_Objective:_ Send back all the data below, exactly as given.

○ ○ ○ ○ ○ ○ ○

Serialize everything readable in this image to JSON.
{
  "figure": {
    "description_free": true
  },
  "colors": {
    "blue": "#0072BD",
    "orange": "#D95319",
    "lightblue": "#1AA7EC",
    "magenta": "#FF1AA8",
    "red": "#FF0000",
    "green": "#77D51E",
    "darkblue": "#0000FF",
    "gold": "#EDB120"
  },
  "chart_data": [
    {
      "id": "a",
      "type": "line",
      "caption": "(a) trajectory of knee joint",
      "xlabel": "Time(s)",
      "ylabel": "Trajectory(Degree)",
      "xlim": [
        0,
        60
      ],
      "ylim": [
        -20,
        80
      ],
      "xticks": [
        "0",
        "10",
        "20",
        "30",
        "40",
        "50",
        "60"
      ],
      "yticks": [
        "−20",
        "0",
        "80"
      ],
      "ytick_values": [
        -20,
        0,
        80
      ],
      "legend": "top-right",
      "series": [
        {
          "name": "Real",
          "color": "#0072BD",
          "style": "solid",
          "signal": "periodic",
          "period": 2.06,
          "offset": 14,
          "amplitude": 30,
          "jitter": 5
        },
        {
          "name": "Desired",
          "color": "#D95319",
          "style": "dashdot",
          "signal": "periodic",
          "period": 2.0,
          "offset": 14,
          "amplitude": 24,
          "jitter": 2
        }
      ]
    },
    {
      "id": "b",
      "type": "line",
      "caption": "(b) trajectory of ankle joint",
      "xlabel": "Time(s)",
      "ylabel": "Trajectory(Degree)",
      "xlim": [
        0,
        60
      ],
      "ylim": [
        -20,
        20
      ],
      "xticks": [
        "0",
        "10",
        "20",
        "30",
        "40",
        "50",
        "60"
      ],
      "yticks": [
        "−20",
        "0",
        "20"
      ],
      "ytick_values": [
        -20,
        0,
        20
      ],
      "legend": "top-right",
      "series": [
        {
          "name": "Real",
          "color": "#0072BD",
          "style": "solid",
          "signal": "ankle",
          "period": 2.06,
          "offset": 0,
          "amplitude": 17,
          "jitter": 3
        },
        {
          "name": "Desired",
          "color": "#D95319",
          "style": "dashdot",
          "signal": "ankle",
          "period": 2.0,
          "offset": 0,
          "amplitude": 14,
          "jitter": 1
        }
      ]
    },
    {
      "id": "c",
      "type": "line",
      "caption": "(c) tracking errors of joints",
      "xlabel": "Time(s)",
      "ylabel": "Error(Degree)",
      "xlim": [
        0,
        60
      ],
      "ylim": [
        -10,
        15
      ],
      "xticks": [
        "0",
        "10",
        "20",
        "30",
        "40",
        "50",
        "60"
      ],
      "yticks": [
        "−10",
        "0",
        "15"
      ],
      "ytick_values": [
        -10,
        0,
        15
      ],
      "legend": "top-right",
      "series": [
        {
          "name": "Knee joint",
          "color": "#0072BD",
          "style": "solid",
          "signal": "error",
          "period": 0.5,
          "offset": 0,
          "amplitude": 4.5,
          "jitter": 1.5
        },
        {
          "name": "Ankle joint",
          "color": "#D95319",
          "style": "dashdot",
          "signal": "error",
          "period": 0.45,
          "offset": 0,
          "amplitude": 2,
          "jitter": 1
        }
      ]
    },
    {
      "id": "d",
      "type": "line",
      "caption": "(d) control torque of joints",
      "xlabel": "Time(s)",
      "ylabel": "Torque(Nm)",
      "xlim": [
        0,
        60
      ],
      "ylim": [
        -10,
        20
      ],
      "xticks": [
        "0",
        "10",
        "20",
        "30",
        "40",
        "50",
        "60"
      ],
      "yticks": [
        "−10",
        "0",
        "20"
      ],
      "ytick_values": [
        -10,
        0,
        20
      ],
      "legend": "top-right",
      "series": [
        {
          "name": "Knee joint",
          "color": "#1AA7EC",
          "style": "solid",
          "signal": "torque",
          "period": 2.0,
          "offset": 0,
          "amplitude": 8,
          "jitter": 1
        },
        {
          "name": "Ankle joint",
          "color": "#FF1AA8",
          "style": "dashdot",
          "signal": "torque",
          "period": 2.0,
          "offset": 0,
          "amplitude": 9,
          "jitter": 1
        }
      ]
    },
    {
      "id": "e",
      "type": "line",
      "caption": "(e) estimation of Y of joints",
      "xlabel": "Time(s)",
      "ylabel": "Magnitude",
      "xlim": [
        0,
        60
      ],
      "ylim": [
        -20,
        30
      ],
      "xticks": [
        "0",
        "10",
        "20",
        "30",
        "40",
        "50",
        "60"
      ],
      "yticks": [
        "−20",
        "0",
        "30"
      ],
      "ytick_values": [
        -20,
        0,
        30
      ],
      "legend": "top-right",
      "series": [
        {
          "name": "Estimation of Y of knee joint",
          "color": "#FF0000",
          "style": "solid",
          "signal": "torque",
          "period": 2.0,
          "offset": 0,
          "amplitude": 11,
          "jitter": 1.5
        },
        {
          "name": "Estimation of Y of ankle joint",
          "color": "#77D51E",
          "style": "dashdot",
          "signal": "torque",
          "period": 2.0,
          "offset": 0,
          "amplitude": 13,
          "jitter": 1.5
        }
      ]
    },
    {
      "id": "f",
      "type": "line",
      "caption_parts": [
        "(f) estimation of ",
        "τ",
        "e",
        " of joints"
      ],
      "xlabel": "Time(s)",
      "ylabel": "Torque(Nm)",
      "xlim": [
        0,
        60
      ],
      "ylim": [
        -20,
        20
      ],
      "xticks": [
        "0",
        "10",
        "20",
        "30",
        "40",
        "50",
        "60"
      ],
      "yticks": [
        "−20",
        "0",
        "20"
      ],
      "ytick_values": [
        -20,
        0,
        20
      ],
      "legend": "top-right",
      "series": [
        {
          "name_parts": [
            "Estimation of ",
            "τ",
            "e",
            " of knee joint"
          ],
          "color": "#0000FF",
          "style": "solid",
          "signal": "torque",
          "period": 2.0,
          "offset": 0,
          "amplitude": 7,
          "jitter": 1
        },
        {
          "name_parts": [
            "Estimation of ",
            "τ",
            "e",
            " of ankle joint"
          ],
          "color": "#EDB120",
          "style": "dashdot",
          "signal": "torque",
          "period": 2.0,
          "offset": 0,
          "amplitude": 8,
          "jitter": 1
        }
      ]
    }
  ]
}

○ ○ ○ ○ ○ ○ ○

_Full answer:_
Serialize everything readable in this image to JSON.
{
  "figure": {
    "description_free": true
  },
  "colors": {
    "blue": "#0072BD",
    "orange": "#D95319",
    "lightblue": "#1AA7EC",
    "magenta": "#FF1AA8",
    "red": "#FF0000",
    "green": "#77D51E",
    "darkblue": "#0000FF",
    "gold": "#EDB120"
  },
  "chart_data": [
    {
      "id": "a",
      "type": "line",
      "caption": "(a) trajectory of knee joint",
      "xlabel": "Time(s)",
      "ylabel": "Trajectory(Degree)",
      "xlim": [
        0,
        60
      ],
      "ylim": [
        -20,
        80
      ],
      "xticks": [
        "0",
        "10",
        "20",
        "30",
        "40",
        "50",
        "60"
      ],
      "yticks": [
        "−20",
        "0",
        "80"
      ],
      "ytick_values": [
        -20,
        0,
        80
      ],
      "legend": "top-right",
      "series": [
        {
          "name": "Real",
          "color": "#0072BD",
          "style": "solid",
          "signal": "periodic",
          "period": 2.06,
          "offset": 14,
          "amplitude": 30,
          "jitter": 5
        },
        {
          "name": "Desired",
          "color": "#D95319",
          "style": "dashdot",
          "signal": "periodic",
          "period": 2.0,
          "offset": 14,
          "amplitude": 24,
          "jitter": 2
        }
      ]
    },
    {
      "id": "b",
      "type": "line",
      "caption": "(b) trajectory of ankle joint",
      "xlabel": "Time(s)",
      "ylabel": "Trajectory(Degree)",
      "xlim": [
        0,
        60
      ],
      "ylim": [
        -20,
        20
      ],
      "xticks": [
        "0",
        "10",
        "20",
        "30",
        "40",
        "50",
        "60"
      ],
      "yticks": [
        "−20",
        "0",
        "20"
      ],
      "ytick_values": [
        -20,
        0,
        20
      ],
      "legend": "top-right",
      "series": [
        {
          "name": "Real",
          "color": "#0072BD",
          "style": "solid",
          "signal": "ankle",
          "period": 2.06,
          "offset": 0,
          "amplitude": 17,
          "jitter": 3
        },
        {
          "name": "Desired",
          "color": "#D95319",
          "style": "dashdot",
          "signal": "ankle",
          "period": 2.0,
          "offset": 0,
          "amplitude": 14,
          "jitter": 1
        }
      ]
    },
    {
      "id": "c",
      "type": "line",
      "caption": "(c) tracking errors of joints",
      "xlabel": "Time(s)",
      "ylabel": "Error(Degree)",
      "xlim": [
        0,
        60
      ],
      "ylim": [
        -10,
        15
      ],
      "xticks": [
        "0",
        "10",
        "20",
        "30",
        "40",
        "50",
        "60"
      ],
      "yticks": [
        "−10",
        "0",
        "15"
      ],
      "ytick_values": [
        -10,
        0,
        15
      ],
      "legend": "top-right",
      "series": [
        {
          "name": "Knee joint",
          "color": "#0072BD",
          "style": "solid",
          "signal": "error",
          "period": 0.5,
          "offset": 0,
          "amplitude": 4.5,
          "jitter": 1.5
        },
        {
          "name": "Ankle joint",
          "color": "#D95319",
          "style": "dashdot",
          "signal": "error",
          "period": 0.45,
          "offset": 0,
          "amplitude": 2,
          "jitter": 1
        }
      ]
    },
    {
      "id": "d",
      "type": "line",
      "caption": "(d) control torque of joints",
      "xlabel": "Time(s)",
      "ylabel": "Torque(Nm)",
      "xlim": [
        0,
        60
      ],
      "ylim": [
        -10,
        20
      ],
      "xticks": [
        "0",
        "10",
        "20",
        "30",
        "40",
        "50",
        "60"
      ],
      "yticks": [
        "−10",
        "0",
        "20"
      ],
      "ytick_values": [
        -10,
        0,
        20
      ],
      "legend": "top-right",
      "series": [
        {
          "name": "Knee joint",
          "color": "#1AA7EC",
          "style": "solid",
          "signal": "torque",
          "period": 2.0,
          "offset": 0,
          "amplitude": 8,
          "jitter": 1
        },
        {
          "name": "Ankle joint",
          "color": "#FF1AA8",
          "style": "dashdot",
          "signal": "torque",
          "period": 2.0,
          "offset": 0,
          "amplitude": 9,
          "jitter": 1
        }
      ]
    },
    {
      "id": "e",
      "type": "line",
      "caption": "(e) estimation of Y of joints",
      "xlabel": "Time(s)",
      "ylabel": "Magnitude",
      "xlim": [
        0,
        60
      ],
      "ylim": [
        -20,
        30
      ],
      "xticks": [
        "0",
        "10",
        "20",
        "30",
        "40",
        "50",
        "60"
      ],
      "yticks": [
        "−20",
        "0",
        "30"
      ],
      "ytick_values": [
        -20,
        0,
        30
      ],
      "legend": "top-right",
      "series": [
        {
          "name": "Estimation of Y of knee joint",
          "color": "#FF0000",
          "style": "solid",
          "signal": "torque",
          "period": 2.0,
          "offset": 0,
          "amplitude": 11,
          "jitter": 1.5
        },
        {
          "name": "Estimation of Y of ankle joint",
          "color": "#77D51E",
          "style": "dashdot",
          "signal": "torque",
          "period": 2.0,
          "offset": 0,
          "amplitude": 13,
          "jitter": 1.5
        }
      ]
    },
    {
      "id": "f",
      "type": "line",
      "caption_parts": [
        "(f) estimation of ",
        "τ",
        "e",
        " of joints"
      ],
      "xlabel": "Time(s)",
      "ylabel": "Torque(Nm)",
      "xlim": [
        0,
        60
      ],
      "ylim": [
        -20,
        20
      ],
      "xticks": [
        "0",
        "10",
        "20",
        "30",
        "40",
        "50",
        "60"
      ],
      "yticks": [
        "−20",
        "0",
        "20"
      ],
      "ytick_values": [
        -20,
        0,
        20
      ],
      "legend": "top-right",
      "series": [
        {
          "name_parts": [
            "Estimation of ",
            "τ",
            "e",
            " of knee joint"
          ],
          "color": "#0000FF",
          "style": "solid",
          "signal": "torque",
          "period": 2.0,
          "offset": 0,
          "amplitude": 7,
          "jitter": 1
        },
        {
          "name_parts": [
            "Estimation of ",
            "τ",
            "e",
            " of ankle joint"
          ],
          "color": "#EDB120",
          "style": "dashdot",
          "signal": "torque",
          "period": 2.0,
          "offset": 0,
          "amplitude": 8,
          "jitter": 1
        }
      ]
    }
  ]
}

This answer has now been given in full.